Problem details: Lay out the data as a JSON list of strings, from its start through the line containing "The washer 253 is at (1020, 752).", with one string per line and blank lines skipped. Leave the pictures out of the answer.

Dataset excerpts:

....................

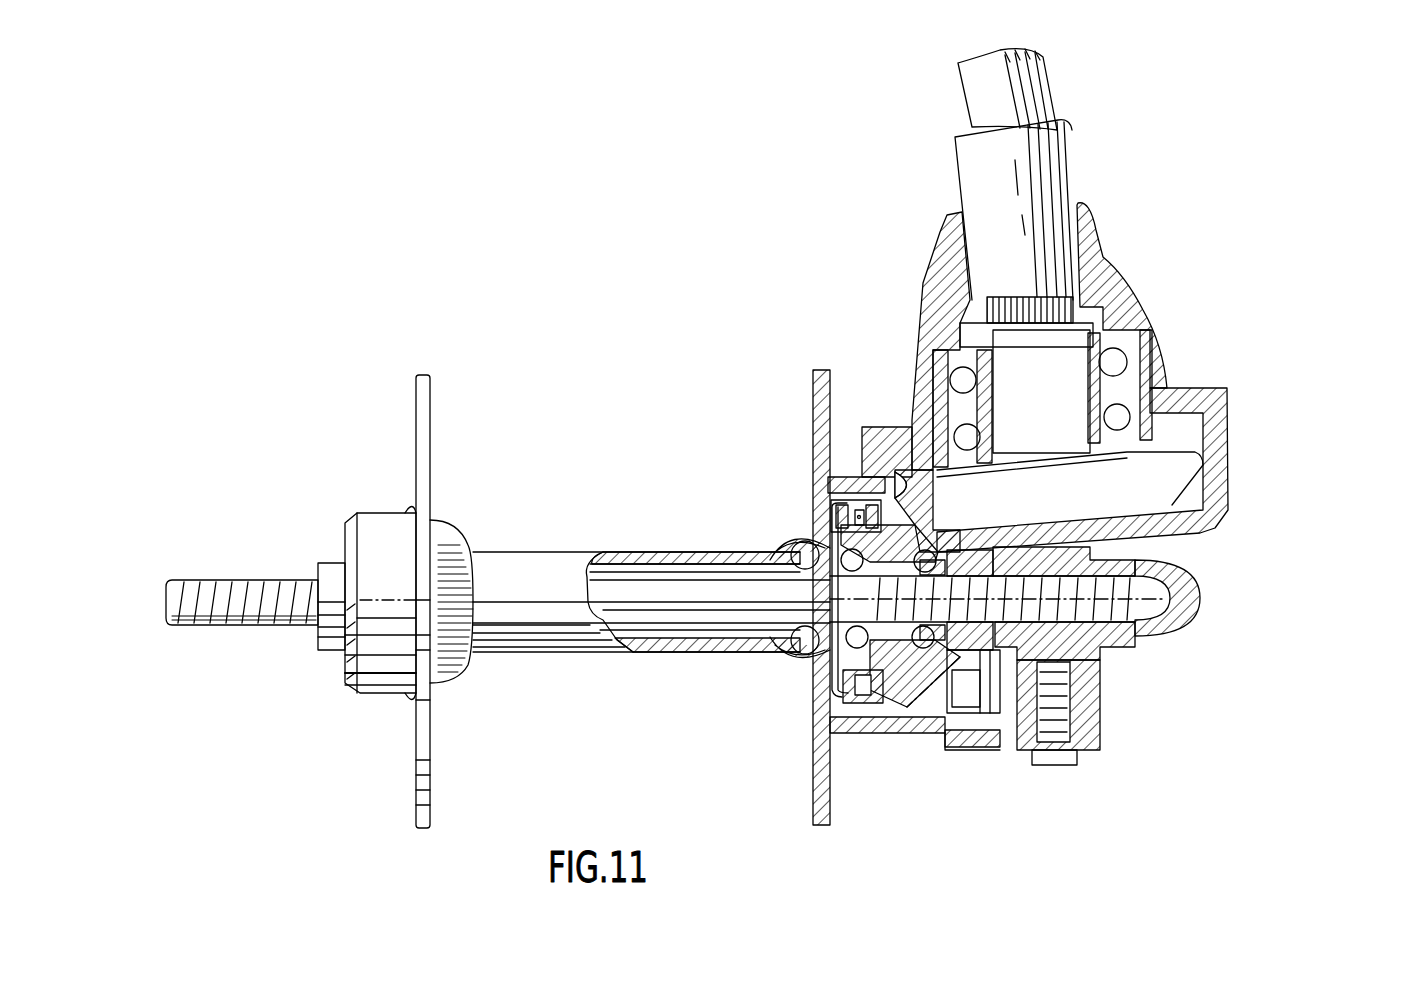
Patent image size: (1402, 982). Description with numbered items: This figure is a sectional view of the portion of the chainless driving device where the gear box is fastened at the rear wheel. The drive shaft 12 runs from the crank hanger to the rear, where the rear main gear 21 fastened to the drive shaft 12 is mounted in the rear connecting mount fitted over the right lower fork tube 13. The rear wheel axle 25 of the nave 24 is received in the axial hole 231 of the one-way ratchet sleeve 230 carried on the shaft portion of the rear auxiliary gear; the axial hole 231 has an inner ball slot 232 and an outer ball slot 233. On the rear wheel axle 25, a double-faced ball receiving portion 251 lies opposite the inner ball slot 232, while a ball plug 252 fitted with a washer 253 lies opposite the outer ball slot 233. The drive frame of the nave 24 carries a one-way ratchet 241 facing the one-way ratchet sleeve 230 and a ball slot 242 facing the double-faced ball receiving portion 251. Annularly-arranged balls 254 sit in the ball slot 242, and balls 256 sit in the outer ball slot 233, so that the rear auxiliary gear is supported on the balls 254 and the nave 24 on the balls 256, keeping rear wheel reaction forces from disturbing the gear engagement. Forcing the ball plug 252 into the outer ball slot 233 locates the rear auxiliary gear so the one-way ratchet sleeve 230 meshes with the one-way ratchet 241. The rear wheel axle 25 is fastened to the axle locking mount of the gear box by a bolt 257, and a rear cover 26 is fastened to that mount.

The drive shaft 12 is at (1022, 110).
The right lower fork tube 13 is at (1055, 183).
The rear main gear 21 is at (1195, 483).
The nave 24 is at (543, 556).
The rear wheel axle 25 is at (652, 605).
The rear cover 26 is at (1092, 742).
The one-way ratchet sleeve 230 is at (872, 735).
The axial hole 231 is at (928, 703).
The inner ball slot 232 is at (852, 500).
The outer ball slot 233 is at (948, 745).
The one-way ratchet 241 is at (823, 775).
The ball slot 242 is at (830, 680).
The double-faced ball receiving portion 251 is at (798, 652).
The ball plug 252 is at (975, 742).
The washer 253 is at (1020, 752).
The balls 254 is at (800, 543).
The balls 256 is at (907, 498).
The bolt 257 is at (1140, 645).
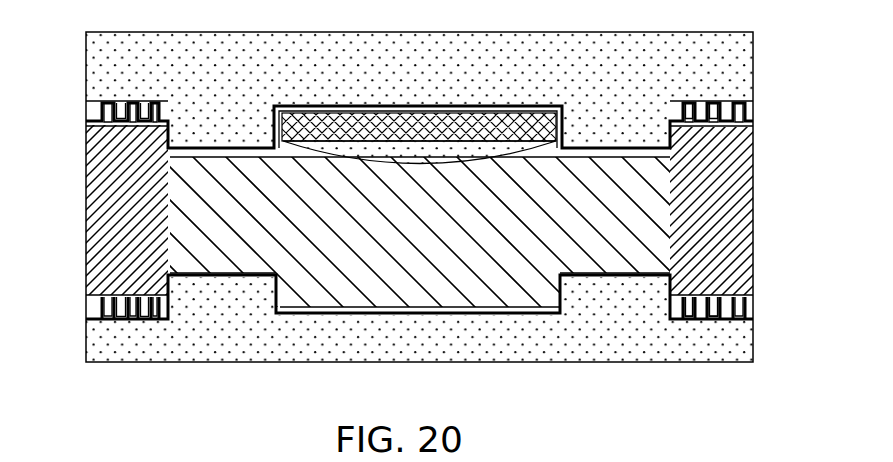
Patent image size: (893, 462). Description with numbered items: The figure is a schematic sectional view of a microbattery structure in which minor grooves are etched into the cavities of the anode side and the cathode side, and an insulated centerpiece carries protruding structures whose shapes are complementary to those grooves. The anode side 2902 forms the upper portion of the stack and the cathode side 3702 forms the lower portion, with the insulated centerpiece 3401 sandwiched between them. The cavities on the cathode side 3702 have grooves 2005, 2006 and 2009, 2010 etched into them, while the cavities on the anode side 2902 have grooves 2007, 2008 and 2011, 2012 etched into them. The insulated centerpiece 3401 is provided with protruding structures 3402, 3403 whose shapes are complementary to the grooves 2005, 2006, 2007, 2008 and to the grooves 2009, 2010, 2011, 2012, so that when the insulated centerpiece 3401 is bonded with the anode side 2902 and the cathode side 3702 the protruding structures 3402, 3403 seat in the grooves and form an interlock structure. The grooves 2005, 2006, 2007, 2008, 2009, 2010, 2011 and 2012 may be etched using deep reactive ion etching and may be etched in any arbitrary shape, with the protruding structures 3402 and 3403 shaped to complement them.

The groove 2005 is at (717, 318).
The groove 2006 is at (692, 318).
The groove 2007 is at (717, 112).
The groove 2008 is at (691, 113).
The groove 2009 is at (122, 318).
The groove 2010 is at (147, 318).
The groove 2011 is at (122, 113).
The groove 2012 is at (146, 112).
The anode side 2902 is at (440, 78).
The insulated centerpiece 3401 is at (733, 232).
The protruding structure 3402 is at (105, 294).
The protruding structure 3403 is at (107, 121).
The cathode side 3702 is at (442, 357).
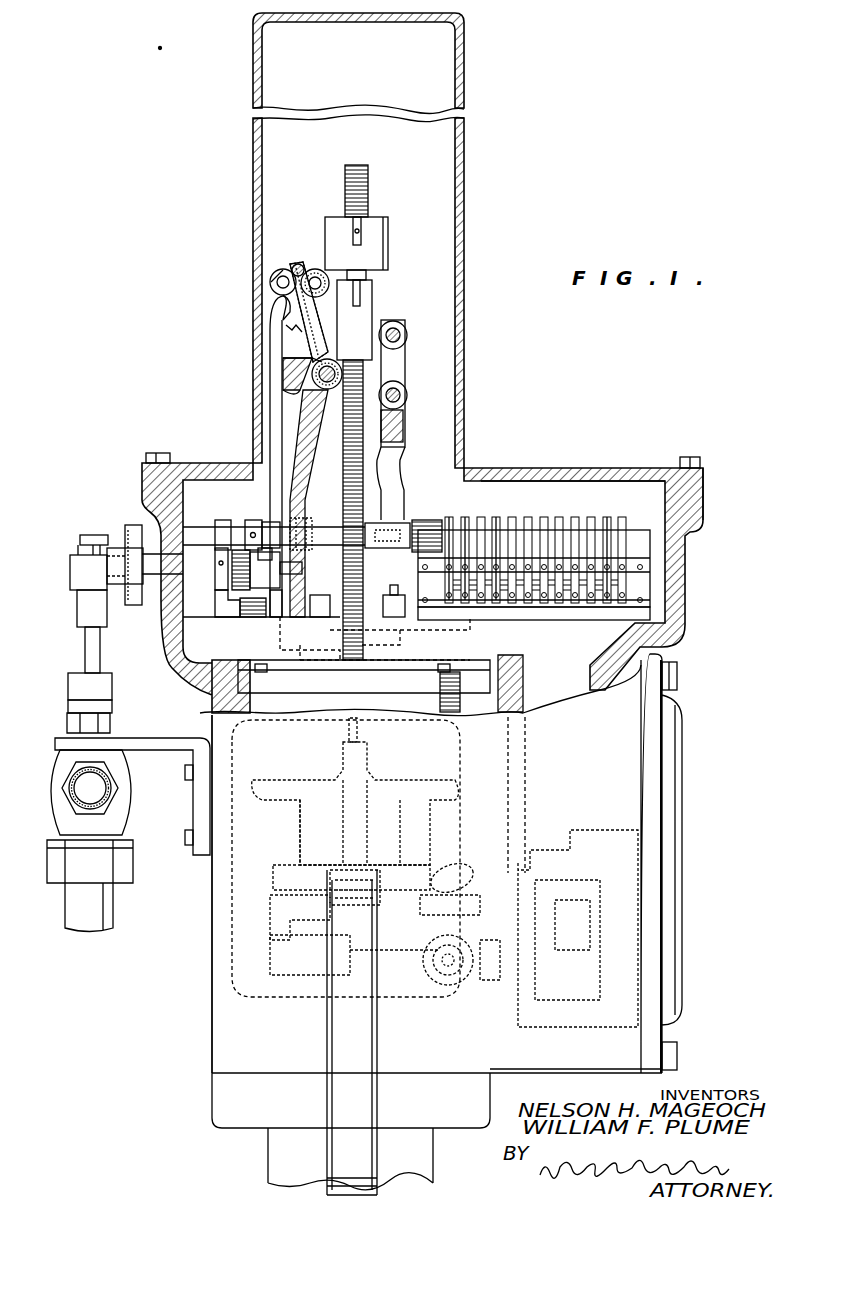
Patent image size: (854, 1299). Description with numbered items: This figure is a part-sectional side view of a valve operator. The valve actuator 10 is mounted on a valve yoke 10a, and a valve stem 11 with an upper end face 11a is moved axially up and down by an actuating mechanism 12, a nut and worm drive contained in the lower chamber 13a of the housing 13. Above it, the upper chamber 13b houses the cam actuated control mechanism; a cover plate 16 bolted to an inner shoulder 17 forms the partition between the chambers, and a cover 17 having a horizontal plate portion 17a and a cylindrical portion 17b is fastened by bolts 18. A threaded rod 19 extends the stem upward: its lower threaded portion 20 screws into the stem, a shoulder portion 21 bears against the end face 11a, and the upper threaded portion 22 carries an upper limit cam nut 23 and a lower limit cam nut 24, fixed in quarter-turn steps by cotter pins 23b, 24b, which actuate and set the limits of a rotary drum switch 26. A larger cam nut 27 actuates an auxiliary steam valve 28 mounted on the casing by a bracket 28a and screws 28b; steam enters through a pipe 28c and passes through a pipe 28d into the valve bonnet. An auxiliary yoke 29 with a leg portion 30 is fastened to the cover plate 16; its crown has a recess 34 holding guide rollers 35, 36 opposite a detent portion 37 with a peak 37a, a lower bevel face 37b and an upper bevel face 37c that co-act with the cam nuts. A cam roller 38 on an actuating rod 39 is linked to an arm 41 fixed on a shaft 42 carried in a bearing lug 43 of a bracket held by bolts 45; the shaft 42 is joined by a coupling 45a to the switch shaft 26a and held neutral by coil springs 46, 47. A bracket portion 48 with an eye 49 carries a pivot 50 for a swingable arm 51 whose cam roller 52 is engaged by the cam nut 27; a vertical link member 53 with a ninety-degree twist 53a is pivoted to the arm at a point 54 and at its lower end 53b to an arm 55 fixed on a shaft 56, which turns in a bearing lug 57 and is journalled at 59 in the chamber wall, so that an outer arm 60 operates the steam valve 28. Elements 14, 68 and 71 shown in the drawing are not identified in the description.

The valve actuator 10 is at (688, 640).
The valve yoke 10a is at (268, 1166).
The valve stem 11 is at (327, 1032).
The upper end face 11a is at (375, 870).
The actuating mechanism 12 is at (477, 900).
The housing 13 is at (212, 916).
The lower chamber 13a is at (378, 857).
The upper chamber 13b is at (545, 481).
The drive gear 14 is at (413, 514).
The cover plate 16 is at (220, 618).
The cover 17 is at (470, 468).
The horizontal plate portion 17a is at (610, 468).
The cylindrical portion 17b is at (466, 188).
The bolts 18 is at (156, 453).
The threaded rod 19 is at (362, 168).
The threaded portion 20 is at (385, 898).
The shoulder portion 21 is at (372, 826).
The threaded portion 22 is at (370, 758).
The upper limit cam nut 23 is at (374, 292).
The cotter pin 23b is at (361, 300).
The lower limit cam nut 24 is at (380, 680).
The cotter pin 24b is at (360, 735).
The rotary drum switch 26 is at (583, 517).
The shaft 26a is at (394, 595).
The cam nut 27 is at (385, 219).
The auxiliary steam valve 28 is at (118, 808).
The bracket 28a is at (165, 732).
The screws 28b is at (362, 232).
The pipe 28c is at (112, 778).
The pipe 28d is at (60, 893).
The auxiliary yoke 29 is at (402, 452).
The leg portion 30 is at (375, 625).
The recess 34 is at (406, 362).
The guide roller 35 is at (408, 336).
The guide roller 36 is at (408, 396).
The detent portion 37 is at (283, 378).
The peak 37a is at (295, 430).
The lower bevel face 37b is at (283, 396).
The upper bevel face 37c is at (285, 360).
The cam roller 38 is at (332, 362).
The actuating rod 39 is at (286, 522).
The arm 41 is at (310, 520).
The shaft 42 is at (213, 535).
The bearing lug 43 is at (215, 606).
The bolts 45 is at (253, 612).
The coupling 45a is at (382, 520).
The coil spring 46 is at (248, 520).
The coil spring 47 is at (270, 522).
The bracket portion 48 is at (275, 300).
The eye 49 is at (275, 275).
The pivot 50 is at (271, 280).
The swingable arm 51 is at (283, 268).
The cam roller 52 is at (313, 267).
The link member 53 is at (268, 450).
The ninety degree twist 53a is at (268, 316).
The pivotal connection 53b is at (302, 567).
The pivot point 54 is at (294, 265).
The arm 55 is at (310, 560).
The shaft 56 is at (160, 535).
The bearing lug 57 is at (215, 580).
The journal 59 is at (140, 606).
The arm 60 is at (70, 575).
The cam blade 68 is at (455, 518).
The cam blade 71 is at (510, 518).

....................

Final answer:
[
  "Patent image size: (1402, 982). Description with numbered items: This figure is a sectional view of the portion of the chainless driving device where the gear box is fastened at the rear wheel. The drive shaft 12 runs from the crank hanger to the rear, where the rear main gear 21 fastened to the drive shaft 12 is mounted in the rear connecting mount fitted over the right lower fork tube 13. The rear wheel axle 25 of the nave 24 is received in the axial hole 231 of the one-way ratchet sleeve 230 carried on the shaft portion of the rear auxiliary gear; the axial hole 231 has an inner ball slot 232 and an outer ball slot 233. On the rear wheel axle 25, a double-faced ball receiving portion 251 lies opposite the inner ball slot 232, while a ball plug 252 fitted with a washer 253 lies opposite the outer ball slot 233. The drive frame of the nave 24 carries a one-way ratchet 241 facing the one-way ratchet sleeve 230 and a ball slot 242 facing the double-faced ball receiving portion 251. Annularly-arranged balls 254 sit in the ball slot 242, and balls 256 sit in the outer ball slot 233, so that the rear auxiliary gear is supported on the balls 254 and the nave 24 on the balls 256, keeping rear wheel reaction forces from disturbing the gear engagement. Forcing the ball plug 252 into the outer ball slot 233 locates the rear auxiliary gear so the one-way ratchet sleeve 230 meshes with the one-way ratchet 241. The rear wheel axle 25 is fastened to the axle locking mount of the gear box by a bolt 257, and a rear cover 26 is fastened to that mount.",
  "The drive shaft 12 is at (1022, 110).",
  "The right lower fork tube 13 is at (1055, 183).",
  "The rear main gear 21 is at (1195, 483).",
  "The nave 24 is at (543, 556).",
  "The rear wheel axle 25 is at (652, 605).",
  "The rear cover 26 is at (1092, 742).",
  "The one-way ratchet sleeve 230 is at (872, 735).",
  "The axial hole 231 is at (928, 703).",
  "The inner ball slot 232 is at (852, 500).",
  "The outer ball slot 233 is at (948, 745).",
  "The one-way ratchet 241 is at (823, 775).",
  "The ball slot 242 is at (830, 680).",
  "The double-faced ball receiving portion 251 is at (798, 652).",
  "The ball plug 252 is at (975, 742).",
  "The washer 253 is at (1020, 752)."
]